■ The exercise ■
Produce an exact copy of all the data below, dropping every image.

■ Given information ■
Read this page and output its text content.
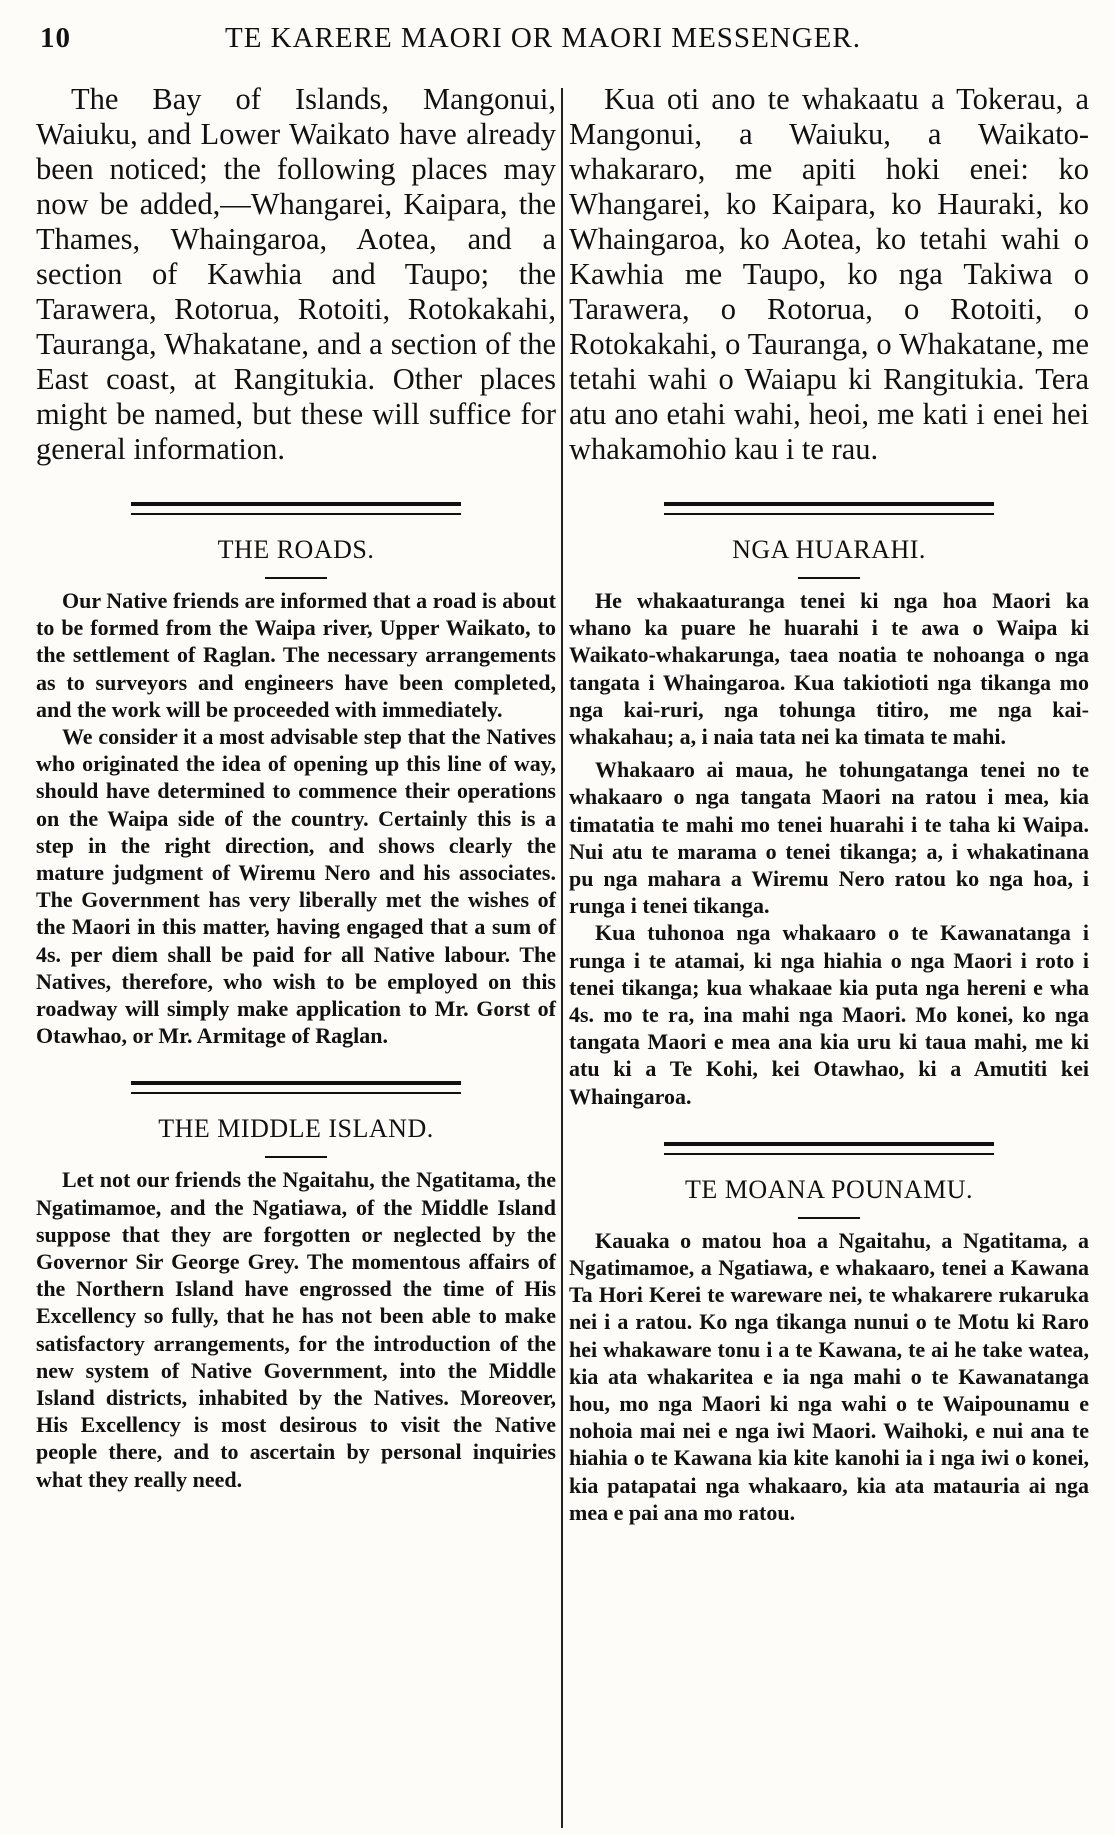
10	TE KARERE MAORI OR MAORI MESSENGER.

The Bay of Islands, Mangonui, Waiuku, and Lower Waikato have already been noticed; the following places may now be added,—Whangarei, Kaipara, the Thames, Whaingaroa, Aotea, and a section of Kawhia and Taupo; the Tarawera, Rotorua, Rotoiti, Rotokakahi, Tauranga, Whakatane, and a section of the East coast, at Rangitukia. Other places might be named, but these will suffice for general information.

THE ROADS.

Our Native friends are informed that a road is about to be formed from the Waipa river, Upper Waikato, to the settlement of Raglan. The necessary arrangements as to surveyors and engineers have been completed, and the work will be proceeded with immediately.

We consider it a most advisable step that the Natives who originated the idea of opening up this line of way, should have determined to commence their operations on the Waipa side of the country. Certainly this is a step in the right direction, and shows clearly the mature judgment of Wiremu Nero and his associates. The Government has very liberally met the wishes of the Maori in this matter, having engaged that a sum of 4s. per diem shall be paid for all Native labour. The Natives, therefore, who wish to be employed on this roadway will simply make application to Mr. Gorst of Otawhao, or Mr. Armitage of Raglan.

THE MIDDLE ISLAND.

Let not our friends the Ngaitahu, the Ngatitama, the Ngatimamoe, and the Ngatiawa, of the Middle Island suppose that they are forgotten or neglected by the Governor Sir George Grey. The momentous affairs of the Northern Island have engrossed the time of His Excellency so fully, that he has not been able to make satisfactory arrangements, for the introduction of the new system of Native Government, into the Middle Island districts, inhabited by the Natives. Moreover, His Excellency is most desirous to visit the Native people there, and to ascertain by personal inquiries what they really need.

Kua oti ano te whakaatu a Tokerau, a Mangonui, a Waiuku, a Waikato-whakararo, me apiti hoki enei: ko Whangarei, ko Kaipara, ko Hauraki, ko Whaingaroa, ko Aotea, ko tetahi wahi o Kawhia me Taupo, ko nga Takiwa o Tarawera, o Rotorua, o Rotoiti, o Rotokakahi, o Tauranga, o Whakatane, me tetahi wahi o Waiapu ki Rangitukia. Tera atu ano etahi wahi, heoi, me kati i enei hei whakamohio kau i te rau.

NGA HUARAHI.

He whakaaturanga tenei ki nga hoa Maori ka whano ka puare he huarahi i te awa o Waipa ki Waikato-whakarunga, taea noatia te nohoanga o nga tangata i Whaingaroa. Kua takiotioti nga tikanga mo nga kai-ruri, nga tohunga titiro, me nga kai-whakahau; a, i naia tata nei ka timata te mahi.

Whakaaro ai maua, he tohungatanga tenei no te whakaaro o nga tangata Maori na ratou i mea, kia timatatia te mahi mo tenei huarahi i te taha ki Waipa. Nui atu te marama o tenei tikanga; a, i whakatinana pu nga mahara a Wiremu Nero ratou ko nga hoa, i runga i tenei tikanga.

Kua tuhonoa nga whakaaro o te Kawanatanga i runga i te atamai, ki nga hiahia o nga Maori i roto i tenei tikanga; kua whakaae kia puta nga hereni e wha 4s. mo te ra, ina mahi nga Maori. Mo konei, ko nga tangata Maori e mea ana kia uru ki taua mahi, me ki atu ki a Te Kohi, kei Otawhao, ki a Amutiti kei Whaingaroa.

TE MOANA POUNAMU.

Kauaka o matou hoa a Ngaitahu, a Ngatitama, a Ngatimamoe, a Ngatiawa, e whakaaro, tenei a Kawana Ta Hori Kerei te wareware nei, te whakarere rukaruka nei i a ratou. Ko nga tikanga nunui o te Motu ki Raro hei whakaware tonu i a te Kawana, te ai he take watea, kia ata whakaritea e ia nga mahi o te Kawanatanga hou, mo nga Maori ki nga wahi o te Waipounamu e nohoia mai nei e nga iwi Maori. Waihoki, e nui ana te hiahia o te Kawana kia kite kanohi ia i nga iwi o konei, kia patapatai nga whakaaro, kia ata matauria ai nga mea e pai ana mo ratou.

■ Expected output ■
Read this page and output its text content.
10	TE KARERE MAORI OR MAORI MESSENGER.

The Bay of Islands, Mangonui, Waiuku, and Lower Waikato have already been noticed; the following places may now be added,—Whangarei, Kaipara, the Thames, Whaingaroa, Aotea, and a section of Kawhia and Taupo; the Tarawera, Rotorua, Rotoiti, Rotokakahi, Tauranga, Whakatane, and a section of the East coast, at Rangitukia. Other places might be named, but these will suffice for general information.

THE ROADS.

Our Native friends are informed that a road is about to be formed from the Waipa river, Upper Waikato, to the settlement of Raglan. The necessary arrangements as to surveyors and engineers have been completed, and the work will be proceeded with immediately.

We consider it a most advisable step that the Natives who originated the idea of opening up this line of way, should have determined to commence their operations on the Waipa side of the country. Certainly this is a step in the right direction, and shows clearly the mature judgment of Wiremu Nero and his associates. The Government has very liberally met the wishes of the Maori in this matter, having engaged that a sum of 4s. per diem shall be paid for all Native labour. The Natives, therefore, who wish to be employed on this roadway will simply make application to Mr. Gorst of Otawhao, or Mr. Armitage of Raglan.

THE MIDDLE ISLAND.

Let not our friends the Ngaitahu, the Ngatitama, the Ngatimamoe, and the Ngatiawa, of the Middle Island suppose that they are forgotten or neglected by the Governor Sir George Grey. The momentous affairs of the Northern Island have engrossed the time of His Excellency so fully, that he has not been able to make satisfactory arrangements, for the introduction of the new system of Native Government, into the Middle Island districts, inhabited by the Natives. Moreover, His Excellency is most desirous to visit the Native people there, and to ascertain by personal inquiries what they really need.

Kua oti ano te whakaatu a Tokerau, a Mangonui, a Waiuku, a Waikato-whakararo, me apiti hoki enei: ko Whangarei, ko Kaipara, ko Hauraki, ko Whaingaroa, ko Aotea, ko tetahi wahi o Kawhia me Taupo, ko nga Takiwa o Tarawera, o Rotorua, o Rotoiti, o Rotokakahi, o Tauranga, o Whakatane, me tetahi wahi o Waiapu ki Rangitukia. Tera atu ano etahi wahi, heoi, me kati i enei hei whakamohio kau i te rau.

NGA HUARAHI.

He whakaaturanga tenei ki nga hoa Maori ka whano ka puare he huarahi i te awa o Waipa ki Waikato-whakarunga, taea noatia te nohoanga o nga tangata i Whaingaroa. Kua takiotioti nga tikanga mo nga kai-ruri, nga tohunga titiro, me nga kai-whakahau; a, i naia tata nei ka timata te mahi.

Whakaaro ai maua, he tohungatanga tenei no te whakaaro o nga tangata Maori na ratou i mea, kia timatatia te mahi mo tenei huarahi i te taha ki Waipa. Nui atu te marama o tenei tikanga; a, i whakatinana pu nga mahara a Wiremu Nero ratou ko nga hoa, i runga i tenei tikanga.

Kua tuhonoa nga whakaaro o te Kawanatanga i runga i te atamai, ki nga hiahia o nga Maori i roto i tenei tikanga; kua whakaae kia puta nga hereni e wha 4s. mo te ra, ina mahi nga Maori. Mo konei, ko nga tangata Maori e mea ana kia uru ki taua mahi, me ki atu ki a Te Kohi, kei Otawhao, ki a Amutiti kei Whaingaroa.

TE MOANA POUNAMU.

Kauaka o matou hoa a Ngaitahu, a Ngatitama, a Ngatimamoe, a Ngatiawa, e whakaaro, tenei a Kawana Ta Hori Kerei te wareware nei, te whakarere rukaruka nei i a ratou. Ko nga tikanga nunui o te Motu ki Raro hei whakaware tonu i a te Kawana, te ai he take watea, kia ata whakaritea e ia nga mahi o te Kawanatanga hou, mo nga Maori ki nga wahi o te Waipounamu e nohoia mai nei e nga iwi Maori. Waihoki, e nui ana te hiahia o te Kawana kia kite kanohi ia i nga iwi o konei, kia patapatai nga whakaaro, kia ata matauria ai nga mea e pai ana mo ratou.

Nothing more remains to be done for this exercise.